▶
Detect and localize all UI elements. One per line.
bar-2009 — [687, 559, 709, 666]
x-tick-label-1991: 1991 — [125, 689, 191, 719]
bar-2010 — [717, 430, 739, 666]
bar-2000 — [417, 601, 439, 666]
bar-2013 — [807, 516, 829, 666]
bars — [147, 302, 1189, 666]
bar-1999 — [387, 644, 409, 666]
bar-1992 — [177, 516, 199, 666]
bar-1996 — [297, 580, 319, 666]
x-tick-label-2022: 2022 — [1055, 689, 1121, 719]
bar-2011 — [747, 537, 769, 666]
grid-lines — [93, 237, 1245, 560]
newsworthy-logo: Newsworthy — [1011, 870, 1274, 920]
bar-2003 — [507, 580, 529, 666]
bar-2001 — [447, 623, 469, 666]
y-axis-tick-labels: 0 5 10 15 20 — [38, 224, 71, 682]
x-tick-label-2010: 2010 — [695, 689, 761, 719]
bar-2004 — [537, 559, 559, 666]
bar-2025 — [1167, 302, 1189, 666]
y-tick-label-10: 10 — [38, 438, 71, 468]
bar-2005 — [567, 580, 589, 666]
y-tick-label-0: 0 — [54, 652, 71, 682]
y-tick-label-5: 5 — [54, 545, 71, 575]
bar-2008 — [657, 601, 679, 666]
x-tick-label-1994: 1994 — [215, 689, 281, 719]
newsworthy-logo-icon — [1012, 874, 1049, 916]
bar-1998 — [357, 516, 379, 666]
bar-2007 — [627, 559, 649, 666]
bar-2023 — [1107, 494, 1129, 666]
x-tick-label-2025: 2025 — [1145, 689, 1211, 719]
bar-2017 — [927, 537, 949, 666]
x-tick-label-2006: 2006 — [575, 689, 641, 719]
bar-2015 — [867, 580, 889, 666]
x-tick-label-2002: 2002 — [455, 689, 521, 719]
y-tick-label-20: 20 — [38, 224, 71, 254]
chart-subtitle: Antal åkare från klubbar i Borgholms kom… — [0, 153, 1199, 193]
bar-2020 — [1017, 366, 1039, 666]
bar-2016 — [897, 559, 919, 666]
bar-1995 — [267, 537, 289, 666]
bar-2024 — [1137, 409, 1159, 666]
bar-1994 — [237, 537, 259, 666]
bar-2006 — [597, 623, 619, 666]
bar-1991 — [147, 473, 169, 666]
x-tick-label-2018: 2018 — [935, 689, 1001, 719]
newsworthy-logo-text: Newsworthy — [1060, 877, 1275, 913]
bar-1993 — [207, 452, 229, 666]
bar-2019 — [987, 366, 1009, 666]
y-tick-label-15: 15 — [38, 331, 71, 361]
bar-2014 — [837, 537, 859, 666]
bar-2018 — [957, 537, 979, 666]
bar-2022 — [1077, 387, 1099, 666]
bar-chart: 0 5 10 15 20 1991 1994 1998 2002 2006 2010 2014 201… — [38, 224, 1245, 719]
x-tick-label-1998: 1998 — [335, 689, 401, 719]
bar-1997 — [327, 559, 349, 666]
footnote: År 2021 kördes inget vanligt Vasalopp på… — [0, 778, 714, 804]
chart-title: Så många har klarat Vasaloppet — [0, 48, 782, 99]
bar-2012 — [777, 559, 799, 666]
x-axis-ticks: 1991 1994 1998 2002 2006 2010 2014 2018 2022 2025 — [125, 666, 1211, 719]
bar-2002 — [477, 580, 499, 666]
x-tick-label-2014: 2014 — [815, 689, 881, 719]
◀
Aim — Rewrite all the lines above, changing "x-tick-label" to "x-axis-label" wherever it occurs and leaving everything else as it is.

Result —
Detect and localize all UI elements. One per line.
bar-2009 — [687, 559, 709, 666]
x-axis-label-1991: 1991 — [125, 689, 191, 719]
bar-2010 — [717, 430, 739, 666]
bar-2000 — [417, 601, 439, 666]
bar-2013 — [807, 516, 829, 666]
bars — [147, 302, 1189, 666]
bar-1999 — [387, 644, 409, 666]
bar-1992 — [177, 516, 199, 666]
bar-1996 — [297, 580, 319, 666]
x-axis-label-2022: 2022 — [1055, 689, 1121, 719]
bar-2011 — [747, 537, 769, 666]
grid-lines — [93, 237, 1245, 560]
newsworthy-logo: Newsworthy — [1011, 870, 1274, 920]
bar-2003 — [507, 580, 529, 666]
bar-2001 — [447, 623, 469, 666]
y-axis-tick-labels: 0 5 10 15 20 — [38, 224, 71, 682]
x-axis-label-2010: 2010 — [695, 689, 761, 719]
bar-2004 — [537, 559, 559, 666]
bar-2025 — [1167, 302, 1189, 666]
y-tick-label-10: 10 — [38, 438, 71, 468]
bar-2005 — [567, 580, 589, 666]
y-tick-label-0: 0 — [54, 652, 71, 682]
y-tick-label-5: 5 — [54, 545, 71, 575]
bar-2008 — [657, 601, 679, 666]
x-axis-label-1994: 1994 — [215, 689, 281, 719]
newsworthy-logo-icon — [1012, 874, 1049, 916]
bar-1998 — [357, 516, 379, 666]
bar-2007 — [627, 559, 649, 666]
bar-2023 — [1107, 494, 1129, 666]
x-axis-label-2025: 2025 — [1145, 689, 1211, 719]
bar-2017 — [927, 537, 949, 666]
x-axis-label-2006: 2006 — [575, 689, 641, 719]
bar-2015 — [867, 580, 889, 666]
x-axis-label-2002: 2002 — [455, 689, 521, 719]
y-tick-label-20: 20 — [38, 224, 71, 254]
chart-subtitle: Antal åkare från klubbar i Borgholms kom… — [0, 153, 1199, 193]
bar-2020 — [1017, 366, 1039, 666]
bar-2016 — [897, 559, 919, 666]
bar-1995 — [267, 537, 289, 666]
bar-2024 — [1137, 409, 1159, 666]
bar-1994 — [237, 537, 259, 666]
bar-2006 — [597, 623, 619, 666]
bar-1991 — [147, 473, 169, 666]
x-axis-label-2018: 2018 — [935, 689, 1001, 719]
newsworthy-logo-text: Newsworthy — [1060, 877, 1275, 913]
bar-1993 — [207, 452, 229, 666]
bar-2019 — [987, 366, 1009, 666]
y-tick-label-15: 15 — [38, 331, 71, 361]
bar-2014 — [837, 537, 859, 666]
bar-2018 — [957, 537, 979, 666]
bar-2022 — [1077, 387, 1099, 666]
bar-chart: 0 5 10 15 20 1991 1994 1998 2002 2006 2010 2014 201… — [38, 224, 1245, 719]
x-axis-label-1998: 1998 — [335, 689, 401, 719]
bar-1997 — [327, 559, 349, 666]
footnote: År 2021 kördes inget vanligt Vasalopp på… — [0, 778, 714, 804]
chart-title: Så många har klarat Vasaloppet — [0, 48, 782, 99]
bar-2012 — [777, 559, 799, 666]
x-axis-ticks: 1991 1994 1998 2002 2006 2010 2014 2018 2022 2025 — [125, 666, 1211, 719]
bar-2002 — [477, 580, 499, 666]
x-axis-label-2014: 2014 — [815, 689, 881, 719]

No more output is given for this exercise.